**PROBLEM DETAILS**
Quote the entries in full, character for character, without their images.

**DATASET EXCERPTS**
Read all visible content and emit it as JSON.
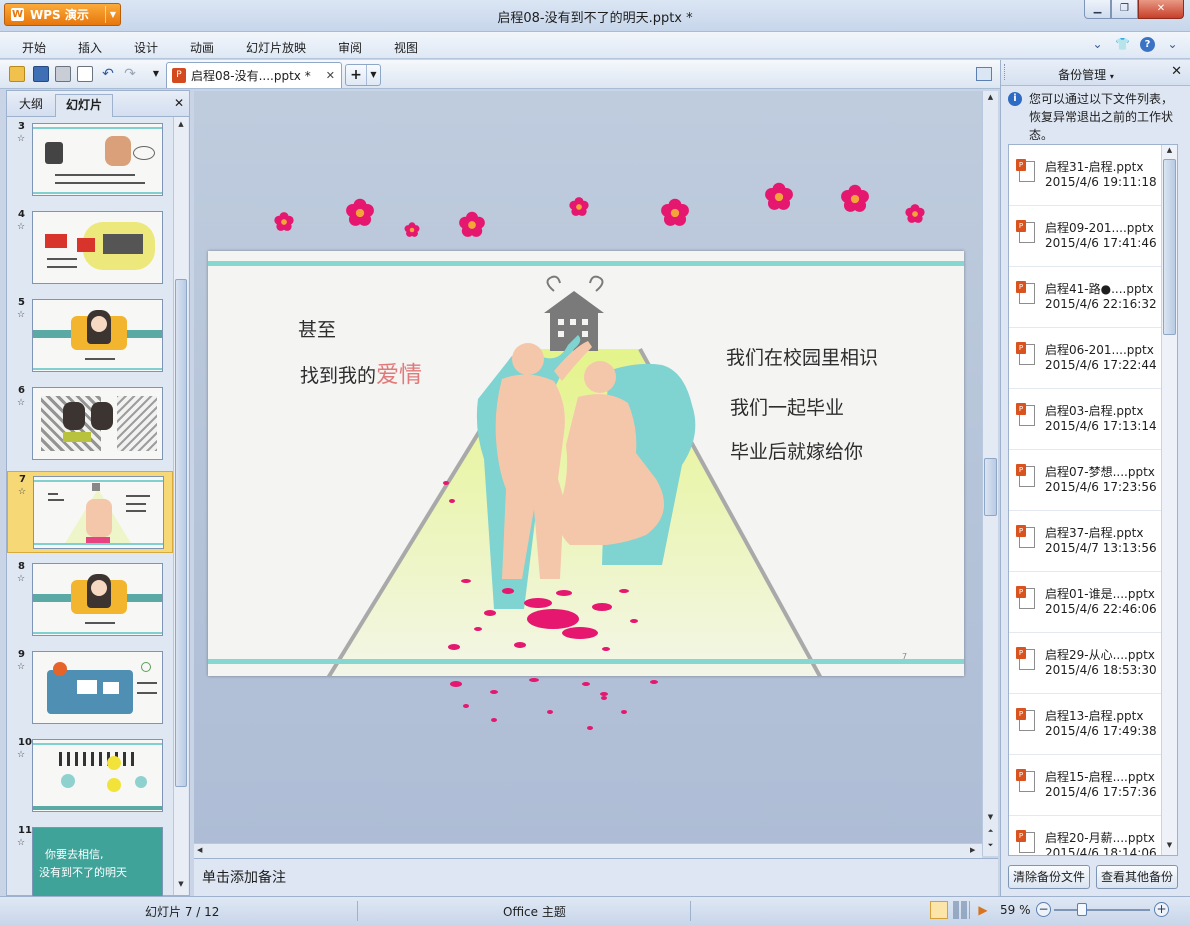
{
  "app": {
    "name": "WPS 演示",
    "logo": "W"
  },
  "window": {
    "title": "启程08-没有到不了的明天.pptx *"
  },
  "menu": [
    "开始",
    "插入",
    "设计",
    "动画",
    "幻灯片放映",
    "审阅",
    "视图"
  ],
  "tab": {
    "label": "启程08-没有....pptx *"
  },
  "left_panel": {
    "tabs": [
      "大纲",
      "幻灯片"
    ],
    "active_tab": "幻灯片",
    "slides": [
      {
        "num": "3"
      },
      {
        "num": "4"
      },
      {
        "num": "5"
      },
      {
        "num": "6"
      },
      {
        "num": "7"
      },
      {
        "num": "8"
      },
      {
        "num": "9"
      },
      {
        "num": "10"
      },
      {
        "num": "11"
      }
    ],
    "selected_slide": "7",
    "slide11_text": [
      "你要去相信,",
      "没有到不了的明天"
    ]
  },
  "slide": {
    "left_line1": "甚至",
    "left_line2_prefix": "找到我的",
    "left_line2_emph": "爱情",
    "right_lines": [
      "我们在校园里相识",
      "我们一起毕业",
      "毕业后就嫁给你"
    ],
    "page_number": "7"
  },
  "notes": {
    "placeholder": "单击添加备注"
  },
  "backup_panel": {
    "title": "备份管理",
    "info": "您可以通过以下文件列表，恢复异常退出之前的工作状态。",
    "files": [
      {
        "name": "启程31-启程.pptx",
        "date": "2015/4/6 19:11:18"
      },
      {
        "name": "启程09-201....pptx",
        "date": "2015/4/6 17:41:46"
      },
      {
        "name": "启程41-路●....pptx",
        "date": "2015/4/6 22:16:32"
      },
      {
        "name": "启程06-201....pptx",
        "date": "2015/4/6 17:22:44"
      },
      {
        "name": "启程03-启程.pptx",
        "date": "2015/4/6 17:13:14"
      },
      {
        "name": "启程07-梦想....pptx",
        "date": "2015/4/6 17:23:56"
      },
      {
        "name": "启程37-启程.pptx",
        "date": "2015/4/7 13:13:56"
      },
      {
        "name": "启程01-谁是....pptx",
        "date": "2015/4/6 22:46:06"
      },
      {
        "name": "启程29-从心....pptx",
        "date": "2015/4/6 18:53:30"
      },
      {
        "name": "启程13-启程.pptx",
        "date": "2015/4/6 17:49:38"
      },
      {
        "name": "启程15-启程....pptx",
        "date": "2015/4/6 17:57:36"
      },
      {
        "name": "启程20-月薪....pptx",
        "date": "2015/4/6 18:14:06"
      }
    ],
    "btn_clear": "清除备份文件",
    "btn_view": "查看其他备份"
  },
  "status": {
    "slide_info": "幻灯片 7 / 12",
    "theme": "Office 主题",
    "zoom": "59 %"
  },
  "colors": {
    "accent": "#e7760c",
    "slide_band": "#86d6d2",
    "flower": "#e5176f",
    "silhouette": "#f5c7aa",
    "silhouette_shadow": "#7fd3d0"
  },
  "icons": {
    "toolbar": [
      "open-folder-icon",
      "save-icon",
      "print-icon",
      "print-preview-icon",
      "undo-icon",
      "redo-icon"
    ],
    "menu_right": [
      "chevron-down-icon",
      "skin-icon",
      "help-icon"
    ]
  }
}
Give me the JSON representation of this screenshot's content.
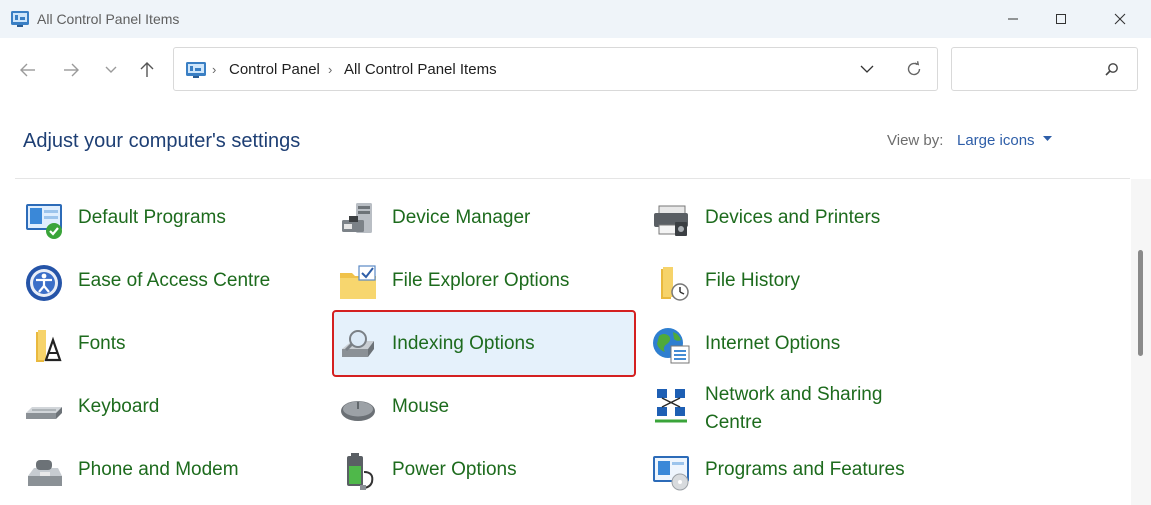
{
  "window": {
    "title": "All Control Panel Items"
  },
  "addressbar": {
    "breadcrumbs": [
      "Control Panel",
      "All Control Panel Items"
    ],
    "search_placeholder": ""
  },
  "content": {
    "heading": "Adjust your computer's settings",
    "view_by_label": "View by:",
    "view_by_value": "Large icons",
    "items": [
      {
        "label": "Default Programs",
        "icon": "default-programs-icon"
      },
      {
        "label": "Device Manager",
        "icon": "device-manager-icon"
      },
      {
        "label": "Devices and Printers",
        "icon": "devices-printers-icon"
      },
      {
        "label": "Ease of Access Centre",
        "icon": "ease-of-access-icon"
      },
      {
        "label": "File Explorer Options",
        "icon": "file-explorer-options-icon"
      },
      {
        "label": "File History",
        "icon": "file-history-icon"
      },
      {
        "label": "Fonts",
        "icon": "fonts-icon"
      },
      {
        "label": "Indexing Options",
        "icon": "indexing-options-icon",
        "selected": true
      },
      {
        "label": "Internet Options",
        "icon": "internet-options-icon"
      },
      {
        "label": "Keyboard",
        "icon": "keyboard-icon"
      },
      {
        "label": "Mouse",
        "icon": "mouse-icon"
      },
      {
        "label": "Network and Sharing Centre",
        "icon": "network-sharing-icon"
      },
      {
        "label": "Phone and Modem",
        "icon": "phone-modem-icon"
      },
      {
        "label": "Power Options",
        "icon": "power-options-icon"
      },
      {
        "label": "Programs and Features",
        "icon": "programs-features-icon"
      }
    ]
  },
  "colors": {
    "link_green": "#1d6b1d",
    "heading_blue": "#1e3f74",
    "selection_border": "#d42020",
    "selection_fill": "#e5f1fb"
  }
}
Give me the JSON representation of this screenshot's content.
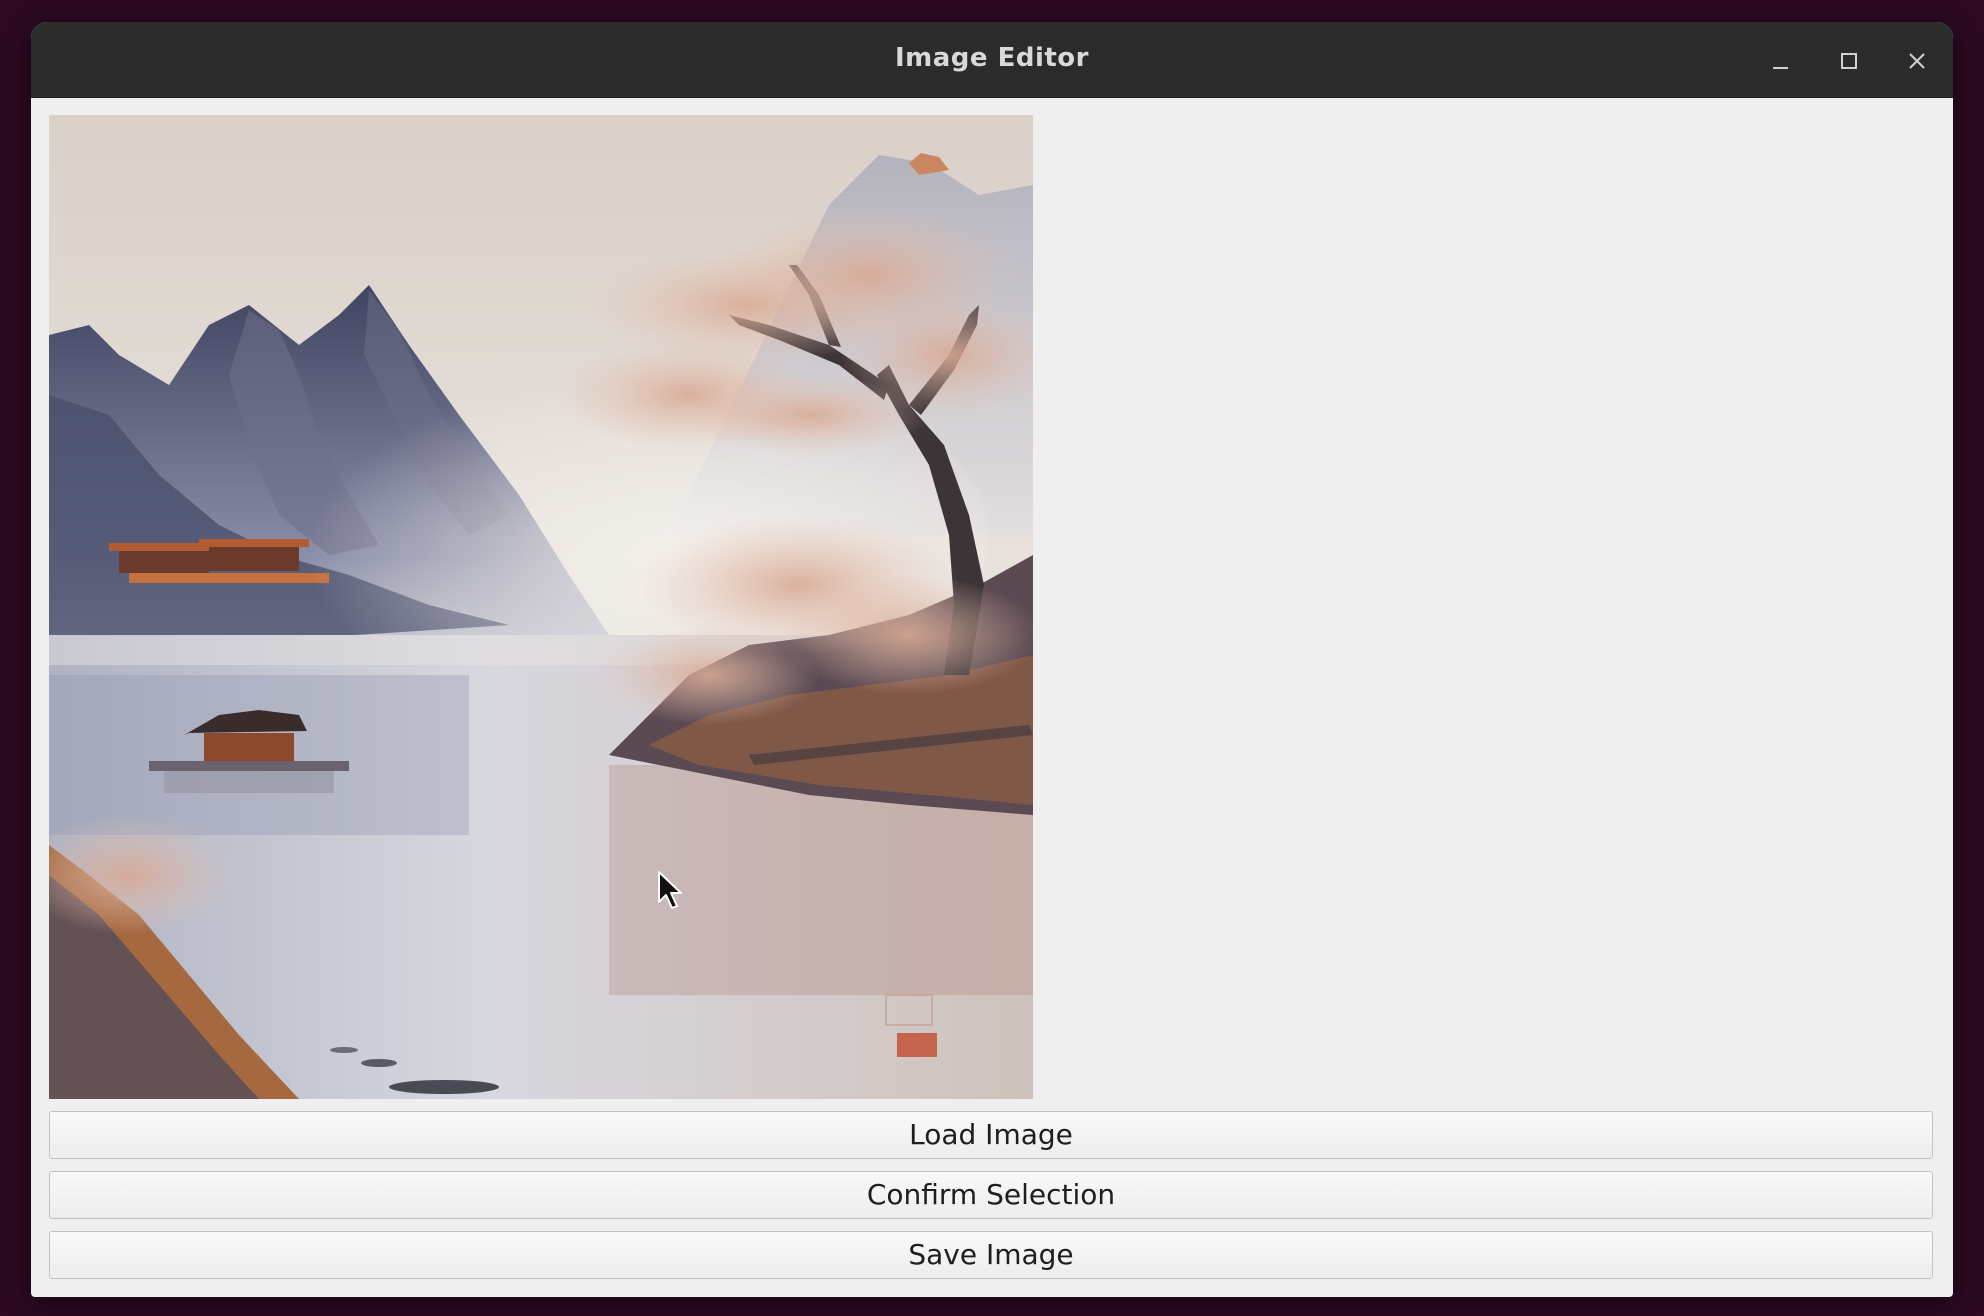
{
  "window": {
    "title": "Image Editor"
  },
  "controls": {
    "minimize_icon": "minimize-icon",
    "maximize_icon": "maximize-icon",
    "close_icon": "close-icon"
  },
  "image": {
    "description_icon": "landscape-painting",
    "seal_color": "#c4533a"
  },
  "buttons": {
    "load": "Load Image",
    "confirm": "Confirm Selection",
    "save": "Save Image"
  },
  "colors": {
    "titlebar": "#2b2b2b",
    "window_bg": "#efefef",
    "desktop": "#2c0a22"
  }
}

**CORRECT RESPONSE**
Read all visible content and emit it as JSON.
{
  "app": {
    "name": "WPS 演示",
    "logo": "W"
  },
  "window": {
    "title": "启程08-没有到不了的明天.pptx *"
  },
  "menu": [
    "开始",
    "插入",
    "设计",
    "动画",
    "幻灯片放映",
    "审阅",
    "视图"
  ],
  "tab": {
    "label": "启程08-没有....pptx *"
  },
  "left_panel": {
    "tabs": [
      "大纲",
      "幻灯片"
    ],
    "active_tab": "幻灯片",
    "slides": [
      {
        "num": "3"
      },
      {
        "num": "4"
      },
      {
        "num": "5"
      },
      {
        "num": "6"
      },
      {
        "num": "7"
      },
      {
        "num": "8"
      },
      {
        "num": "9"
      },
      {
        "num": "10"
      },
      {
        "num": "11"
      }
    ],
    "selected_slide": "7",
    "slide11_text": [
      "你要去相信,",
      "没有到不了的明天"
    ]
  },
  "slide": {
    "left_line1": "甚至",
    "left_line2_prefix": "找到我的",
    "left_line2_emph": "爱情",
    "right_lines": [
      "我们在校园里相识",
      "我们一起毕业",
      "毕业后就嫁给你"
    ],
    "page_number": "7"
  },
  "notes": {
    "placeholder": "单击添加备注"
  },
  "backup_panel": {
    "title": "备份管理",
    "info": "您可以通过以下文件列表，恢复异常退出之前的工作状态。",
    "files": [
      {
        "name": "启程31-启程.pptx",
        "date": "2015/4/6 19:11:18"
      },
      {
        "name": "启程09-201....pptx",
        "date": "2015/4/6 17:41:46"
      },
      {
        "name": "启程41-路●....pptx",
        "date": "2015/4/6 22:16:32"
      },
      {
        "name": "启程06-201....pptx",
        "date": "2015/4/6 17:22:44"
      },
      {
        "name": "启程03-启程.pptx",
        "date": "2015/4/6 17:13:14"
      },
      {
        "name": "启程07-梦想....pptx",
        "date": "2015/4/6 17:23:56"
      },
      {
        "name": "启程37-启程.pptx",
        "date": "2015/4/7 13:13:56"
      },
      {
        "name": "启程01-谁是....pptx",
        "date": "2015/4/6 22:46:06"
      },
      {
        "name": "启程29-从心....pptx",
        "date": "2015/4/6 18:53:30"
      },
      {
        "name": "启程13-启程.pptx",
        "date": "2015/4/6 17:49:38"
      },
      {
        "name": "启程15-启程....pptx",
        "date": "2015/4/6 17:57:36"
      },
      {
        "name": "启程20-月薪....pptx",
        "date": "2015/4/6 18:14:06"
      }
    ],
    "btn_clear": "清除备份文件",
    "btn_view": "查看其他备份"
  },
  "status": {
    "slide_info": "幻灯片 7 / 12",
    "theme": "Office 主题",
    "zoom": "59 %"
  },
  "colors": {
    "accent": "#e7760c",
    "slide_band": "#86d6d2",
    "flower": "#e5176f",
    "silhouette": "#f5c7aa",
    "silhouette_shadow": "#7fd3d0"
  },
  "icons": {
    "toolbar": [
      "open-folder-icon",
      "save-icon",
      "print-icon",
      "print-preview-icon",
      "undo-icon",
      "redo-icon"
    ],
    "menu_right": [
      "chevron-down-icon",
      "skin-icon",
      "help-icon"
    ]
  }
}
Give me the JSON representation of this screenshot's content.
{
  "window": {
    "title": "All Control Panel Items"
  },
  "addressbar": {
    "breadcrumbs": [
      "Control Panel",
      "All Control Panel Items"
    ],
    "search_placeholder": ""
  },
  "content": {
    "heading": "Adjust your computer's settings",
    "view_by_label": "View by:",
    "view_by_value": "Large icons",
    "items": [
      {
        "label": "Default Programs",
        "icon": "default-programs-icon"
      },
      {
        "label": "Device Manager",
        "icon": "device-manager-icon"
      },
      {
        "label": "Devices and Printers",
        "icon": "devices-printers-icon"
      },
      {
        "label": "Ease of Access Centre",
        "icon": "ease-of-access-icon"
      },
      {
        "label": "File Explorer Options",
        "icon": "file-explorer-options-icon"
      },
      {
        "label": "File History",
        "icon": "file-history-icon"
      },
      {
        "label": "Fonts",
        "icon": "fonts-icon"
      },
      {
        "label": "Indexing Options",
        "icon": "indexing-options-icon",
        "selected": true
      },
      {
        "label": "Internet Options",
        "icon": "internet-options-icon"
      },
      {
        "label": "Keyboard",
        "icon": "keyboard-icon"
      },
      {
        "label": "Mouse",
        "icon": "mouse-icon"
      },
      {
        "label": "Network and Sharing Centre",
        "icon": "network-sharing-icon"
      },
      {
        "label": "Phone and Modem",
        "icon": "phone-modem-icon"
      },
      {
        "label": "Power Options",
        "icon": "power-options-icon"
      },
      {
        "label": "Programs and Features",
        "icon": "programs-features-icon"
      }
    ]
  },
  "colors": {
    "link_green": "#1d6b1d",
    "heading_blue": "#1e3f74",
    "selection_border": "#d42020",
    "selection_fill": "#e5f1fb"
  }
}
Give me the JSON representation of this screenshot's content.
{
  "window": {
    "title": "Image Editor"
  },
  "controls": {
    "minimize_icon": "minimize-icon",
    "maximize_icon": "maximize-icon",
    "close_icon": "close-icon"
  },
  "image": {
    "description_icon": "landscape-painting",
    "seal_color": "#c4533a"
  },
  "buttons": {
    "load": "Load Image",
    "confirm": "Confirm Selection",
    "save": "Save Image"
  },
  "colors": {
    "titlebar": "#2b2b2b",
    "window_bg": "#efefef",
    "desktop": "#2c0a22"
  }
}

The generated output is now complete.